WRITTEN INSTRUCTION: State how many lines in the records hold the word "Operating", giving the number and no other text.

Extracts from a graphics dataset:
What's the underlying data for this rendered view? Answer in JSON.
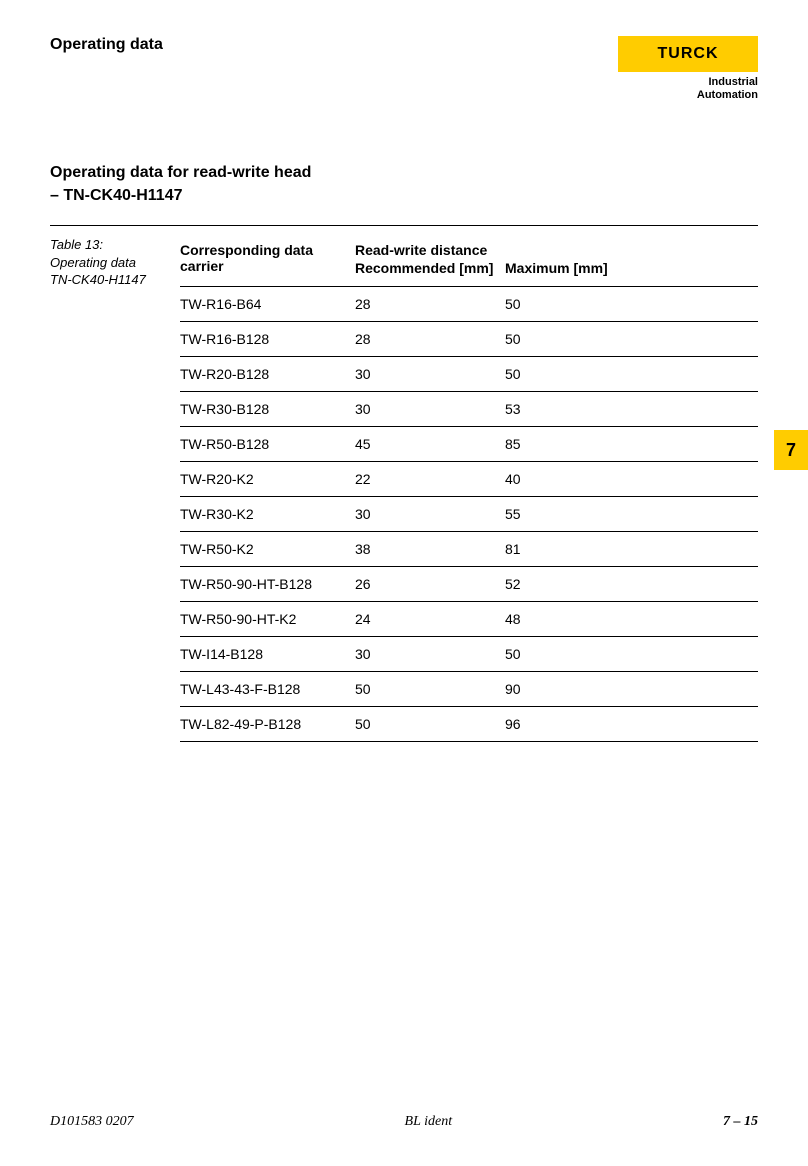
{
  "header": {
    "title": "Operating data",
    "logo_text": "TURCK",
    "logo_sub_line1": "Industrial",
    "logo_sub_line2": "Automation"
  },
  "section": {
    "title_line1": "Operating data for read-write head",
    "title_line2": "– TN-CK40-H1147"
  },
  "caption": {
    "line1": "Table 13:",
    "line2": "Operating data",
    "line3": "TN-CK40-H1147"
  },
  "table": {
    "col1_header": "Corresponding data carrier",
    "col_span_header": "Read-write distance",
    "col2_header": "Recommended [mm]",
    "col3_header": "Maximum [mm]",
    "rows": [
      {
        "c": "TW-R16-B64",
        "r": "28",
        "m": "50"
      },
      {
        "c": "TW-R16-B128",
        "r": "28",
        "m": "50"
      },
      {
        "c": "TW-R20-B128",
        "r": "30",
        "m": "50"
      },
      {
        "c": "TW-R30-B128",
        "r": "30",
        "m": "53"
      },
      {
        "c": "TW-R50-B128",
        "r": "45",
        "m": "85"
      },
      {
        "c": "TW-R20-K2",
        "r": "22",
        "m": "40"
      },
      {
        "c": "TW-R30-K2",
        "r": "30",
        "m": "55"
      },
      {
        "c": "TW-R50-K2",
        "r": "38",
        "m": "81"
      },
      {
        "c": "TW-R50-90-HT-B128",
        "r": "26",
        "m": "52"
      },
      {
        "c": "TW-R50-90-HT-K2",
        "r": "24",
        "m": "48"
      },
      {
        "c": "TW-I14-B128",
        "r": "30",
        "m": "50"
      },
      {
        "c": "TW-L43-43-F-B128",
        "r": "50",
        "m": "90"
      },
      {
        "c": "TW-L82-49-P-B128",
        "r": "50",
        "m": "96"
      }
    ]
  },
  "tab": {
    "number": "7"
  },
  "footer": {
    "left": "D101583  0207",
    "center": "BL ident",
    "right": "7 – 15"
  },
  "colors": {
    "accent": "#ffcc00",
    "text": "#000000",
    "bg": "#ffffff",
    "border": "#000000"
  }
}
* * *
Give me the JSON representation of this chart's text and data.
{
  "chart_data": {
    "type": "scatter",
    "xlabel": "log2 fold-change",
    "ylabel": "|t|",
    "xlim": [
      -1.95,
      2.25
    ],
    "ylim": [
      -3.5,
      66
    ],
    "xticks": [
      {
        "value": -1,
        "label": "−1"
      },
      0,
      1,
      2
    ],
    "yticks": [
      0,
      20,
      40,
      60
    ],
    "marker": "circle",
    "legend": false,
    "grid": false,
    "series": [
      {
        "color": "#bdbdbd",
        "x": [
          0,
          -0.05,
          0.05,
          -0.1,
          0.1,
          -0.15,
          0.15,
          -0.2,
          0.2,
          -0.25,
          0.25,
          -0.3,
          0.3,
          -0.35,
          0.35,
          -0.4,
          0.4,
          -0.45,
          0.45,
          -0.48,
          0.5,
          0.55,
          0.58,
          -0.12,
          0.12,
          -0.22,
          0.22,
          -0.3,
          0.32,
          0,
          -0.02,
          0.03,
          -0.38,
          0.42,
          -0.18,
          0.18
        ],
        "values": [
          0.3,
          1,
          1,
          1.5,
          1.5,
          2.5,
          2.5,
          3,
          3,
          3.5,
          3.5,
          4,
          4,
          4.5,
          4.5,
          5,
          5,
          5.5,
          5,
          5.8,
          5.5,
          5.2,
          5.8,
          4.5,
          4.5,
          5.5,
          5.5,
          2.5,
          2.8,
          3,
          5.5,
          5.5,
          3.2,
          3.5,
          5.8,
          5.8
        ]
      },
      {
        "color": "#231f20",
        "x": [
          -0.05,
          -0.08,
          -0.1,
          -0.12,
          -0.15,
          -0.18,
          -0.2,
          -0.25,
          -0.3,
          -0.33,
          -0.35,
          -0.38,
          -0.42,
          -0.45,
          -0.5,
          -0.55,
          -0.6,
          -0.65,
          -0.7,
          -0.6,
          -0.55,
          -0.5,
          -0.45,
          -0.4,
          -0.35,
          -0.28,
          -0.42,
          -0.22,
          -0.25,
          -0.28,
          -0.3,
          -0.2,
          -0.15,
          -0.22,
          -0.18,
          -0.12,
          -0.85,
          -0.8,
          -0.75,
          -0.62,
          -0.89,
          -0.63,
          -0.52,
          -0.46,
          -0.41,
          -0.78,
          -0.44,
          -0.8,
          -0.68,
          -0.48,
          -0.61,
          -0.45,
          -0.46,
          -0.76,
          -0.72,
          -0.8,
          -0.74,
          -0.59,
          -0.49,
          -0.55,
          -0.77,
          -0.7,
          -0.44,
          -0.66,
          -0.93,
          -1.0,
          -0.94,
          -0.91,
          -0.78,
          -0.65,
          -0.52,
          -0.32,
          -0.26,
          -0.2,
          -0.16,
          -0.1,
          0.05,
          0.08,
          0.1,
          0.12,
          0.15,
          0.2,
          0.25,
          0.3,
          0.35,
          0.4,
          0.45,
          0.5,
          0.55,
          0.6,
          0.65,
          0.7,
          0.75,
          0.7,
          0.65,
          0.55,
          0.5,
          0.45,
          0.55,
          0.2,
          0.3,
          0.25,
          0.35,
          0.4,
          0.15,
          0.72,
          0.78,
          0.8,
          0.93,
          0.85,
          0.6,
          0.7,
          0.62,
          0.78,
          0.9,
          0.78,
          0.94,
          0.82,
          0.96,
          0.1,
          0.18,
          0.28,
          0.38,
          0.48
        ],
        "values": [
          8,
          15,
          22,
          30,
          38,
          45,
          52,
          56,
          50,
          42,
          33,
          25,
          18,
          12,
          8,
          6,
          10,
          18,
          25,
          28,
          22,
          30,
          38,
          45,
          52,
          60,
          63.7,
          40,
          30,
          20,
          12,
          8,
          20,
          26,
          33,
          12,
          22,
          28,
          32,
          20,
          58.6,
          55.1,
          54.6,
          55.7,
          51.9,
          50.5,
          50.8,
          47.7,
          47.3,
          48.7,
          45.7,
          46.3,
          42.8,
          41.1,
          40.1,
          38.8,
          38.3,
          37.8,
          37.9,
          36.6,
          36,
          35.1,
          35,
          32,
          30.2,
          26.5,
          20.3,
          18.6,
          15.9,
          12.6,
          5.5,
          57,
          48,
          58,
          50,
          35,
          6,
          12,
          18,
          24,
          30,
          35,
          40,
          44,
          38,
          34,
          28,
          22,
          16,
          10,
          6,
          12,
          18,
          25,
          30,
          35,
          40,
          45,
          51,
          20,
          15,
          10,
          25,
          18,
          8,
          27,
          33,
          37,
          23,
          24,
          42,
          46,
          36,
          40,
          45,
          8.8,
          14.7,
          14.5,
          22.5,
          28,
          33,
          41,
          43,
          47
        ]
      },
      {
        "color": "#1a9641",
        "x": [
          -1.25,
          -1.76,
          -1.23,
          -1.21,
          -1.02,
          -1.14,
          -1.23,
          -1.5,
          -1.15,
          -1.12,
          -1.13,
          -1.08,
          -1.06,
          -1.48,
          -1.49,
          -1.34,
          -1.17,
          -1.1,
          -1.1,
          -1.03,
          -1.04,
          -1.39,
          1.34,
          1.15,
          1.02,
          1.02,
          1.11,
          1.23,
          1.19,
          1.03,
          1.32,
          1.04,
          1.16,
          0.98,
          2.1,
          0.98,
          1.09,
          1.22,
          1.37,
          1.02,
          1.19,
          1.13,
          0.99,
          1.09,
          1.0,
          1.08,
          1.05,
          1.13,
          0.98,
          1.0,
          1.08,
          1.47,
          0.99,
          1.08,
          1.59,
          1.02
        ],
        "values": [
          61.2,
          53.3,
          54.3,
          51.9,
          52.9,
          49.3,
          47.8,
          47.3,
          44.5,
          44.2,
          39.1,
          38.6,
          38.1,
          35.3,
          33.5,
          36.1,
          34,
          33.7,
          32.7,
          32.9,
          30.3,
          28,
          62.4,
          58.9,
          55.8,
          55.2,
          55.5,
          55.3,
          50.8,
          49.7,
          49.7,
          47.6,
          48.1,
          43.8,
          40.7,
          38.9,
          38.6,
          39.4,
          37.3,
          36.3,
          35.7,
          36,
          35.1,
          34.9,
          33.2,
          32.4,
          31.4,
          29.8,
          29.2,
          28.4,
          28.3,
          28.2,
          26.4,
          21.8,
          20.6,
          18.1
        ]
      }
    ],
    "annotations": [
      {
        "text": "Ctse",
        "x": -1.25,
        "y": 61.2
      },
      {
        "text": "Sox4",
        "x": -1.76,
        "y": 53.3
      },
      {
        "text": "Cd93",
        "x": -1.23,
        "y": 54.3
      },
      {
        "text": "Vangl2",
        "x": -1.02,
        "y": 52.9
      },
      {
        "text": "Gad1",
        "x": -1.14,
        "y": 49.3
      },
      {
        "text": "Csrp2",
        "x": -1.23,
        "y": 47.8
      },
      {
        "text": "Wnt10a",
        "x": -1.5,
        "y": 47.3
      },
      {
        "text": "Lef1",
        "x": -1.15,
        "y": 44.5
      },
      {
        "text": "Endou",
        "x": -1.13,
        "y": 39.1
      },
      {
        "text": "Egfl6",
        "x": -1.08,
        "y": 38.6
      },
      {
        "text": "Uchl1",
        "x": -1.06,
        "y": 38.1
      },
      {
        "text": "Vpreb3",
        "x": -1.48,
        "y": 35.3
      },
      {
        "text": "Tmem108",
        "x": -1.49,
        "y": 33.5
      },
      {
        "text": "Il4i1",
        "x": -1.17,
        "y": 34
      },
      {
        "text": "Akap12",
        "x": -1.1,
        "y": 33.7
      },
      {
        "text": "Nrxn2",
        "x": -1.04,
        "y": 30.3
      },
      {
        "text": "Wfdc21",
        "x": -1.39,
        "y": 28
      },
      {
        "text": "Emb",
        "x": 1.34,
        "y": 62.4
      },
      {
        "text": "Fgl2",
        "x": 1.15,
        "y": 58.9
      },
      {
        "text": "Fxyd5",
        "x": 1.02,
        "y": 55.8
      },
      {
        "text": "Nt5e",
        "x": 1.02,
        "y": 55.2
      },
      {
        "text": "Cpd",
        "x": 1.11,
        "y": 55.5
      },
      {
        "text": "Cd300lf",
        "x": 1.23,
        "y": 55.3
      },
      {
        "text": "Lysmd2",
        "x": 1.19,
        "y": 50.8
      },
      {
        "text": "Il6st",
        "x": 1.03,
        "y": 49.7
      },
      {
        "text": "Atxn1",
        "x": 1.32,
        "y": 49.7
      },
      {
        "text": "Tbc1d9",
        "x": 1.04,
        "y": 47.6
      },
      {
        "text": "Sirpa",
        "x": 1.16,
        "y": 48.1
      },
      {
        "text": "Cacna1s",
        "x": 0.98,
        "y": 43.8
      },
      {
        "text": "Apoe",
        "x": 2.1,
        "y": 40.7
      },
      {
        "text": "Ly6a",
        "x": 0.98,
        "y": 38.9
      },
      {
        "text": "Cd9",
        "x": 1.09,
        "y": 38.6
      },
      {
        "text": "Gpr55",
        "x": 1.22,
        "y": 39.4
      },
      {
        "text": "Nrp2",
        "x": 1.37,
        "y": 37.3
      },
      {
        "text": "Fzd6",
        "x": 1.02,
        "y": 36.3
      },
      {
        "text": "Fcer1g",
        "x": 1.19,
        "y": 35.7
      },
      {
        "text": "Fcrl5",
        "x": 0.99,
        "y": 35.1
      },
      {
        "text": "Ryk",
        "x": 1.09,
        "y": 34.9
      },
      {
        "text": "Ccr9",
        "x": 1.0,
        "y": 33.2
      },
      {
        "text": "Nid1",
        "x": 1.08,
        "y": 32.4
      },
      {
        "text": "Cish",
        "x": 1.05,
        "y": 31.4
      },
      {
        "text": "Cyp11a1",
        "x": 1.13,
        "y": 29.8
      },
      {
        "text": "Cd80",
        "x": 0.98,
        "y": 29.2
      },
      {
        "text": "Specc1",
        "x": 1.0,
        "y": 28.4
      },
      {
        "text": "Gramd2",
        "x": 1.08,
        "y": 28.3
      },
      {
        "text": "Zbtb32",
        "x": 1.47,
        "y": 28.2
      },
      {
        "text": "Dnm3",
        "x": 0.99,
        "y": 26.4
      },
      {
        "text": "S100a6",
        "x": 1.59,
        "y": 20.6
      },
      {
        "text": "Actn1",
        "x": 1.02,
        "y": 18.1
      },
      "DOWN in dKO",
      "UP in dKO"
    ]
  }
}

RESULT: 3